[Source data]
----
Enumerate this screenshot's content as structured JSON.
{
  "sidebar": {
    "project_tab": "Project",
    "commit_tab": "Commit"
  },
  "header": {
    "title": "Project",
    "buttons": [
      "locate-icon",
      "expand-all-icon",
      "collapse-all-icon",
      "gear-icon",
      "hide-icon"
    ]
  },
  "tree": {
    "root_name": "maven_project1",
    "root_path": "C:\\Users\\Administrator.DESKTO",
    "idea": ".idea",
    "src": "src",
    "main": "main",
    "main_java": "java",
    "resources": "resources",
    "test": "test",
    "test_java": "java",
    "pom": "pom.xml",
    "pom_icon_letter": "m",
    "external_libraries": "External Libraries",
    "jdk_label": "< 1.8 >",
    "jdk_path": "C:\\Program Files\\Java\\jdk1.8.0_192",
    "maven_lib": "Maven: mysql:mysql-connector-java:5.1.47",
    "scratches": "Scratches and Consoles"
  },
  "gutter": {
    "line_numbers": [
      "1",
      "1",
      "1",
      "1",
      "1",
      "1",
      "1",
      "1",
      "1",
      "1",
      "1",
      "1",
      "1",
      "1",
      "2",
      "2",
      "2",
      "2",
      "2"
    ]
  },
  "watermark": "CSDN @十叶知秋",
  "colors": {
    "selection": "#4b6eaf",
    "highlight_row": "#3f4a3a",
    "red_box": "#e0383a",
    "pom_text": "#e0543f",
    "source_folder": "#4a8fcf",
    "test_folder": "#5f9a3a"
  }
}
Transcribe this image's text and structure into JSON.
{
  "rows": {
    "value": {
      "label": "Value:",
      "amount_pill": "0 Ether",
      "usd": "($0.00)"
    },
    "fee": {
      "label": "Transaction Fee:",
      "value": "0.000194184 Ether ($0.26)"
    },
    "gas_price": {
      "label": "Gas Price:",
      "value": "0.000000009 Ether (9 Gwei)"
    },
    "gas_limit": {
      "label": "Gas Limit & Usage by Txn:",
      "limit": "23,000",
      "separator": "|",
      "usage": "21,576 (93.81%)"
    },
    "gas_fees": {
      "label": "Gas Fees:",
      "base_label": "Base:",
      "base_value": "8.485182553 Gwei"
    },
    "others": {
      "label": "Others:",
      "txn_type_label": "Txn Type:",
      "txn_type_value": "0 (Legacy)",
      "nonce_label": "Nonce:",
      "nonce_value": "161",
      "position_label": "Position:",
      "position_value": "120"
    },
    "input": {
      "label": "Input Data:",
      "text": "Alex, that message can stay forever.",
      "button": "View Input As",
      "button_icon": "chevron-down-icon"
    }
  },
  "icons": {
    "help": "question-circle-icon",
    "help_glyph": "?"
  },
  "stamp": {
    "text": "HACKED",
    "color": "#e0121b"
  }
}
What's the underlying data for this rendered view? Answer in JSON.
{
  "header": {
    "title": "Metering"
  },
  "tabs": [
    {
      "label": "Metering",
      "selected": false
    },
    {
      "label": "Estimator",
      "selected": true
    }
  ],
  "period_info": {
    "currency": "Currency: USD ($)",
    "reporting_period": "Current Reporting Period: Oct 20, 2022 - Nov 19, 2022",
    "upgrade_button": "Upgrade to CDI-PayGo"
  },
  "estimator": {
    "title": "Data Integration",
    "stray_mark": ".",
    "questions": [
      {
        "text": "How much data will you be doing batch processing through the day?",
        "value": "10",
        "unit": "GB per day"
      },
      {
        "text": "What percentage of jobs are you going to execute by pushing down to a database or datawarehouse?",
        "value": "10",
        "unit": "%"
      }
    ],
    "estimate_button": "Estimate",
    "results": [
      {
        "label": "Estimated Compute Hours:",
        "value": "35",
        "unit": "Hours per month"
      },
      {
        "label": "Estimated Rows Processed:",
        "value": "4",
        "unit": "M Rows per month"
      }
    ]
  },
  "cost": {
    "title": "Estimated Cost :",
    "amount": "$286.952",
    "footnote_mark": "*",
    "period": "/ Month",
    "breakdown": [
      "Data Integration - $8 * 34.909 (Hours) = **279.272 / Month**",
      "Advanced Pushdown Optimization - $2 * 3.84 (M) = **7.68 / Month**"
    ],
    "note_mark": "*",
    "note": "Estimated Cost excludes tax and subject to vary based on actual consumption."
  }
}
----
* _Given problem_
Retype the entries exactly, including every line.

* _Result for this task_
Enumerate this screenshot's content as structured JSON.
{
  "sidebar": {
    "project_tab": "Project",
    "commit_tab": "Commit"
  },
  "header": {
    "title": "Project",
    "buttons": [
      "locate-icon",
      "expand-all-icon",
      "collapse-all-icon",
      "gear-icon",
      "hide-icon"
    ]
  },
  "tree": {
    "root_name": "maven_project1",
    "root_path": "C:\\Users\\Administrator.DESKTO",
    "idea": ".idea",
    "src": "src",
    "main": "main",
    "main_java": "java",
    "resources": "resources",
    "test": "test",
    "test_java": "java",
    "pom": "pom.xml",
    "pom_icon_letter": "m",
    "external_libraries": "External Libraries",
    "jdk_label": "< 1.8 >",
    "jdk_path": "C:\\Program Files\\Java\\jdk1.8.0_192",
    "maven_lib": "Maven: mysql:mysql-connector-java:5.1.47",
    "scratches": "Scratches and Consoles"
  },
  "gutter": {
    "line_numbers": [
      "1",
      "1",
      "1",
      "1",
      "1",
      "1",
      "1",
      "1",
      "1",
      "1",
      "1",
      "1",
      "1",
      "1",
      "2",
      "2",
      "2",
      "2",
      "2"
    ]
  },
  "watermark": "CSDN @十叶知秋",
  "colors": {
    "selection": "#4b6eaf",
    "highlight_row": "#3f4a3a",
    "red_box": "#e0383a",
    "pom_text": "#e0543f",
    "source_folder": "#4a8fcf",
    "test_folder": "#5f9a3a"
  }
}
Transcribe this image's text and structure into JSON.
{
  "rows": {
    "value": {
      "label": "Value:",
      "amount_pill": "0 Ether",
      "usd": "($0.00)"
    },
    "fee": {
      "label": "Transaction Fee:",
      "value": "0.000194184 Ether ($0.26)"
    },
    "gas_price": {
      "label": "Gas Price:",
      "value": "0.000000009 Ether (9 Gwei)"
    },
    "gas_limit": {
      "label": "Gas Limit & Usage by Txn:",
      "limit": "23,000",
      "separator": "|",
      "usage": "21,576 (93.81%)"
    },
    "gas_fees": {
      "label": "Gas Fees:",
      "base_label": "Base:",
      "base_value": "8.485182553 Gwei"
    },
    "others": {
      "label": "Others:",
      "txn_type_label": "Txn Type:",
      "txn_type_value": "0 (Legacy)",
      "nonce_label": "Nonce:",
      "nonce_value": "161",
      "position_label": "Position:",
      "position_value": "120"
    },
    "input": {
      "label": "Input Data:",
      "text": "Alex, that message can stay forever.",
      "button": "View Input As",
      "button_icon": "chevron-down-icon"
    }
  },
  "icons": {
    "help": "question-circle-icon",
    "help_glyph": "?"
  },
  "stamp": {
    "text": "HACKED",
    "color": "#e0121b"
  }
}
What's the underlying data for this rendered view? Answer in JSON.
{
  "header": {
    "title": "Metering"
  },
  "tabs": [
    {
      "label": "Metering",
      "selected": false
    },
    {
      "label": "Estimator",
      "selected": true
    }
  ],
  "period_info": {
    "currency": "Currency: USD ($)",
    "reporting_period": "Current Reporting Period: Oct 20, 2022 - Nov 19, 2022",
    "upgrade_button": "Upgrade to CDI-PayGo"
  },
  "estimator": {
    "title": "Data Integration",
    "stray_mark": ".",
    "questions": [
      {
        "text": "How much data will you be doing batch processing through the day?",
        "value": "10",
        "unit": "GB per day"
      },
      {
        "text": "What percentage of jobs are you going to execute by pushing down to a database or datawarehouse?",
        "value": "10",
        "unit": "%"
      }
    ],
    "estimate_button": "Estimate",
    "results": [
      {
        "label": "Estimated Compute Hours:",
        "value": "35",
        "unit": "Hours per month"
      },
      {
        "label": "Estimated Rows Processed:",
        "value": "4",
        "unit": "M Rows per month"
      }
    ]
  },
  "cost": {
    "title": "Estimated Cost :",
    "amount": "$286.952",
    "footnote_mark": "*",
    "period": "/ Month",
    "breakdown": [
      "Data Integration - $8 * 34.909 (Hours) = **279.272 / Month**",
      "Advanced Pushdown Optimization - $2 * 3.84 (M) = **7.68 / Month**"
    ],
    "note_mark": "*",
    "note": "Estimated Cost excludes tax and subject to vary based on actual consumption."
  }
}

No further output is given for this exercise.